▸ TO DO: Every line with the string "icon" should be gathered.

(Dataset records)
* start *
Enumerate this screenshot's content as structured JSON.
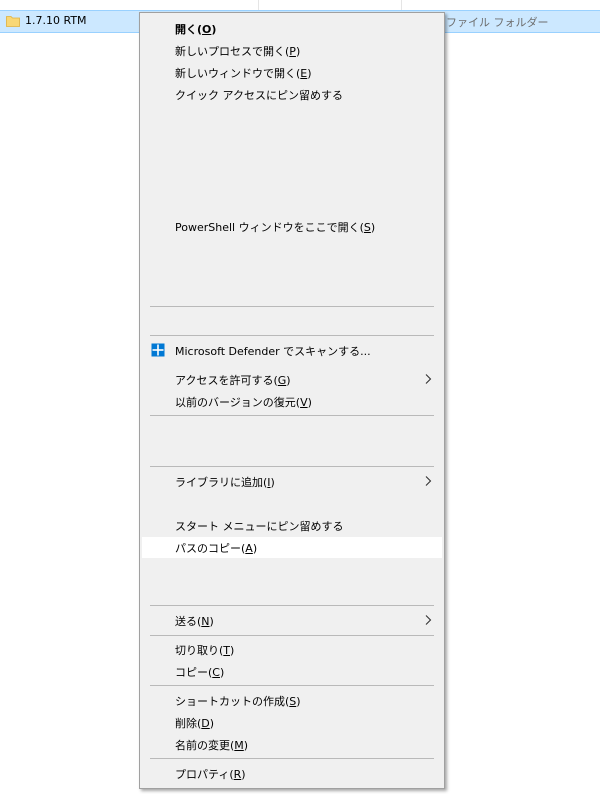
{
  "explorer": {
    "row": {
      "name": "1.7.10 RTM",
      "type": "ファイル フォルダー",
      "icon": "folder-icon"
    }
  },
  "context_menu": {
    "items": {
      "open": {
        "text": "開く",
        "mnemonic": "O"
      },
      "open_new_process": {
        "text": "新しいプロセスで開く",
        "mnemonic": "P"
      },
      "open_new_window": {
        "text": "新しいウィンドウで開く",
        "mnemonic": "E"
      },
      "pin_quick_access": {
        "text": "クイック アクセスにピン留めする"
      },
      "powershell": {
        "text": "PowerShell ウィンドウをここで開く",
        "mnemonic": "S"
      },
      "defender": {
        "text": "Microsoft Defender でスキャンする...",
        "icon": "defender-shield-icon"
      },
      "give_access": {
        "text": "アクセスを許可する",
        "mnemonic": "G"
      },
      "restore_versions": {
        "text": "以前のバージョンの復元",
        "mnemonic": "V"
      },
      "include_library": {
        "text": "ライブラリに追加",
        "mnemonic": "I"
      },
      "pin_start": {
        "text": "スタート メニューにピン留めする"
      },
      "copy_path": {
        "text": "パスのコピー",
        "mnemonic": "A"
      },
      "send_to": {
        "text": "送る",
        "mnemonic": "N"
      },
      "cut": {
        "text": "切り取り",
        "mnemonic": "T"
      },
      "copy": {
        "text": "コピー",
        "mnemonic": "C"
      },
      "create_shortcut": {
        "text": "ショートカットの作成",
        "mnemonic": "S"
      },
      "delete": {
        "text": "削除",
        "mnemonic": "D"
      },
      "rename": {
        "text": "名前の変更",
        "mnemonic": "M"
      },
      "properties": {
        "text": "プロパティ",
        "mnemonic": "R"
      }
    },
    "paren_open": "(",
    "paren_close": ")",
    "hovered_item": "copy_path",
    "colors": {
      "menu_bg": "#f0f0f0",
      "hover_bg": "#ffffff",
      "row_selected_bg": "#cce8ff",
      "defender_blue": "#0078d4"
    }
  }
}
* end *
▸ SOLUTION TO THIS TASK:
      "icon": "folder-icon"
        "icon": "defender-shield-icon"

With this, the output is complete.